Goal of the exercise
Every line that contains the word "annotation" should be copied.

The records

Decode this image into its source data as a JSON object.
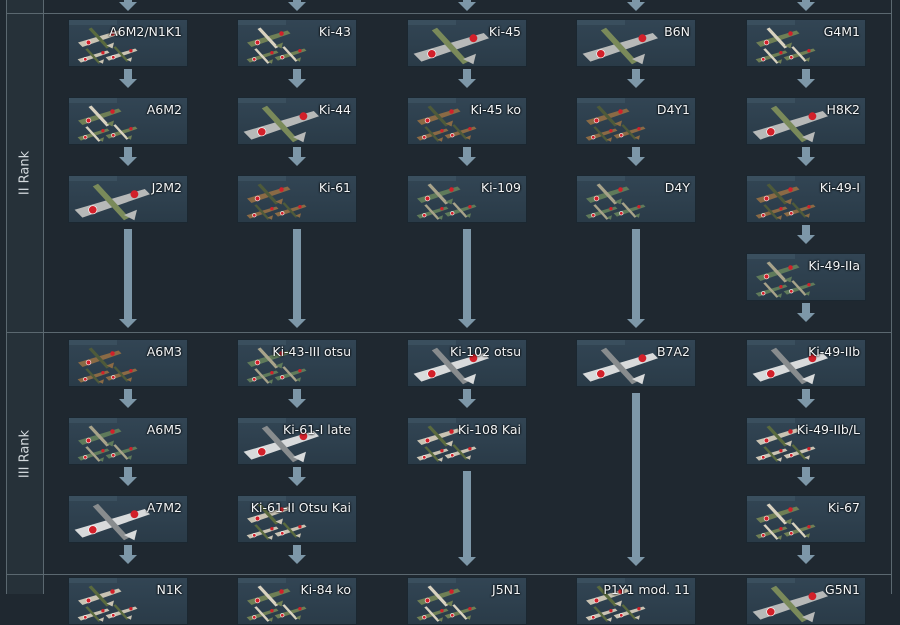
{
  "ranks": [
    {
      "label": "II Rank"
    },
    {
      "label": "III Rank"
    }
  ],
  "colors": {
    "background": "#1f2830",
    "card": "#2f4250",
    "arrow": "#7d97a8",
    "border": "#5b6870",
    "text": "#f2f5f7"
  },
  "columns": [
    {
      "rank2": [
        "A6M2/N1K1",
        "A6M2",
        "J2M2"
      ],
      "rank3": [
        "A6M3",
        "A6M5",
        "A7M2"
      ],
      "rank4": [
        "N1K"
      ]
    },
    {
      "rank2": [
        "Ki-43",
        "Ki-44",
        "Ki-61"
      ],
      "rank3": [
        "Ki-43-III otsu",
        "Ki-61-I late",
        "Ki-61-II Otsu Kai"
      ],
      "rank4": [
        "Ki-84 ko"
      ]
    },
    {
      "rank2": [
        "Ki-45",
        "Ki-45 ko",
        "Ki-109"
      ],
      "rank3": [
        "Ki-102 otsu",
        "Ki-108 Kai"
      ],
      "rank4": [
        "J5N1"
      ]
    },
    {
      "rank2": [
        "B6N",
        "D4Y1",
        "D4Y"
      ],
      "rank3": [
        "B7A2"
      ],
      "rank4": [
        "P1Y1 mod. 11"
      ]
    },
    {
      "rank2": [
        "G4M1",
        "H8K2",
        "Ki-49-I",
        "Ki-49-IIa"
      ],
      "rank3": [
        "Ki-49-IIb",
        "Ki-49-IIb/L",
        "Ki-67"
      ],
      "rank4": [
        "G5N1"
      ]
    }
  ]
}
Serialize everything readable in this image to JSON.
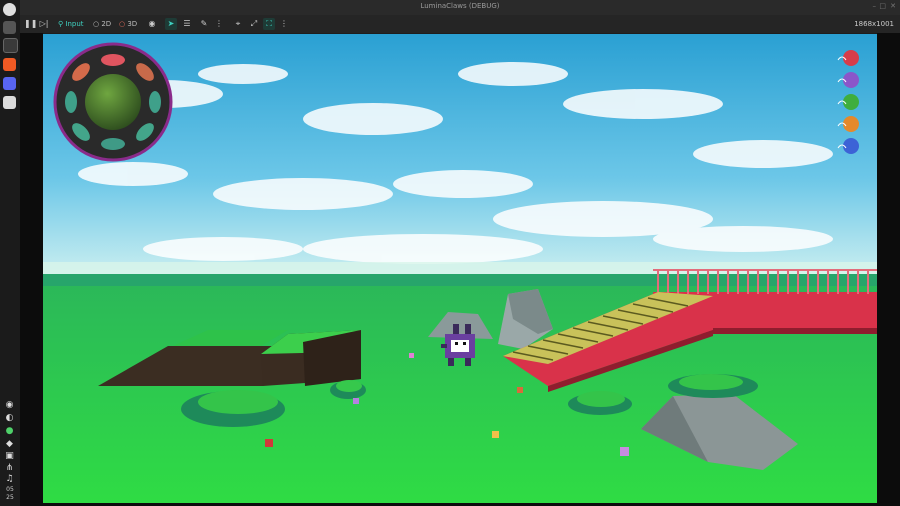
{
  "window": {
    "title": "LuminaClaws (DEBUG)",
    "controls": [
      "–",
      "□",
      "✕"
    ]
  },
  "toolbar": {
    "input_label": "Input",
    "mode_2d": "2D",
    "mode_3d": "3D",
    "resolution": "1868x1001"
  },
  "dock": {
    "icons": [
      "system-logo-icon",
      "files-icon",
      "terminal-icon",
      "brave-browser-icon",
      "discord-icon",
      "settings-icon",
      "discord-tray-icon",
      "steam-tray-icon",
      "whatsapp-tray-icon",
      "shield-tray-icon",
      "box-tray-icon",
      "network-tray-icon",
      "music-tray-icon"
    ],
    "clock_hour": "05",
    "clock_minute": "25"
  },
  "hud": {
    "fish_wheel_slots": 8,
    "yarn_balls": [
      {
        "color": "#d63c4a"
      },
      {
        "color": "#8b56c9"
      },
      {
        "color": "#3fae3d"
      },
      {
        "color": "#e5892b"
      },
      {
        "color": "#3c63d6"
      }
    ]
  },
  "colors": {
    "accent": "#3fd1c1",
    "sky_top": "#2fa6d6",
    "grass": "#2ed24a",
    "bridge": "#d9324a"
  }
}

---

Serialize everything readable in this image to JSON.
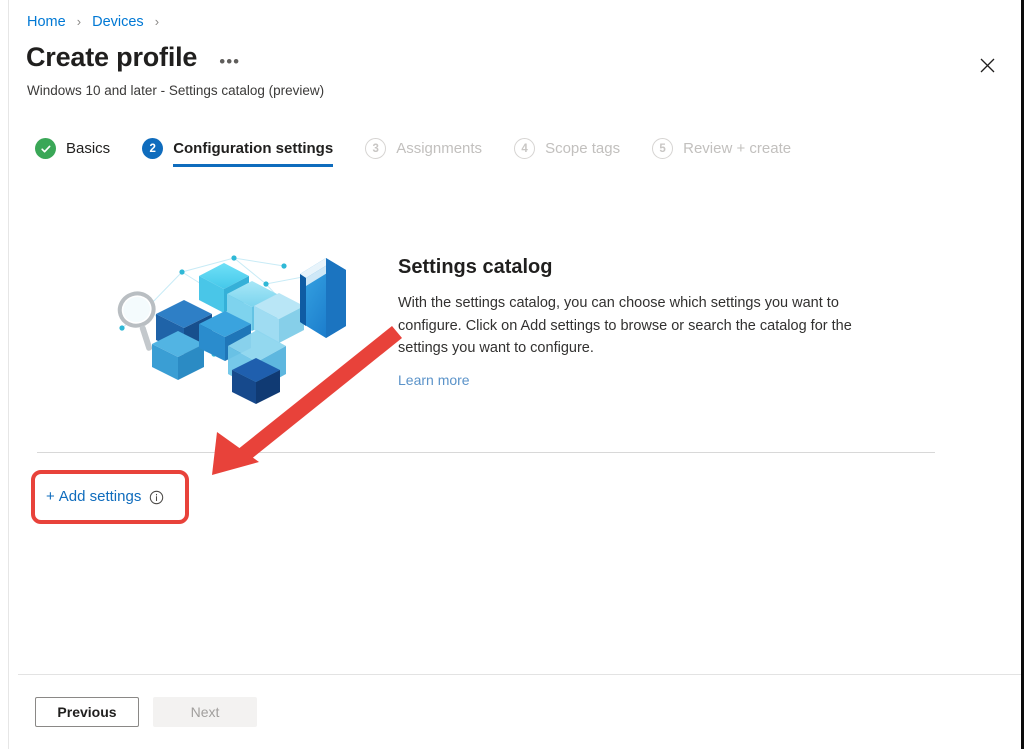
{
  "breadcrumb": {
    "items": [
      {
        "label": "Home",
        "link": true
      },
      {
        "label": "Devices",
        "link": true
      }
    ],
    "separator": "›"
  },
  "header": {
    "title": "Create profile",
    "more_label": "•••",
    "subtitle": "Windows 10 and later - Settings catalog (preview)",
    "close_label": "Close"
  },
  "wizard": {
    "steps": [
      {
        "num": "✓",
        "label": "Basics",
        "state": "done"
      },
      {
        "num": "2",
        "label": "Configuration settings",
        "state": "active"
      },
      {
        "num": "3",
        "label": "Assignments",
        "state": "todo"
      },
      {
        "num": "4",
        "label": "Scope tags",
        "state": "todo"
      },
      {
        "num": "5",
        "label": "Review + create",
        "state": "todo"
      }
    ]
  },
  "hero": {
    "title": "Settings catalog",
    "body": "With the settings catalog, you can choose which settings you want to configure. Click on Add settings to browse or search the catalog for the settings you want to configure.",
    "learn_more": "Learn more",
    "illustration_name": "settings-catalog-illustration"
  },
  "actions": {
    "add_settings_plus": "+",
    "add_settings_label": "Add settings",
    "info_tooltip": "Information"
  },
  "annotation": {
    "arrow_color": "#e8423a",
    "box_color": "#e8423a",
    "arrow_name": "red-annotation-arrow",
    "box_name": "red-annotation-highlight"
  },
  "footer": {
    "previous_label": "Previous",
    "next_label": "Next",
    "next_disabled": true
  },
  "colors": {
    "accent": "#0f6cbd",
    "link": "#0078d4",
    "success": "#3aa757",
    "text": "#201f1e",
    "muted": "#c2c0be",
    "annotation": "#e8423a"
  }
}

Exercise response
  "annotation": {
    "arrow_name": "red-annotation-arrow",
    "box_name": "red-annotation-highlight"
    "annotation": "#e8423a"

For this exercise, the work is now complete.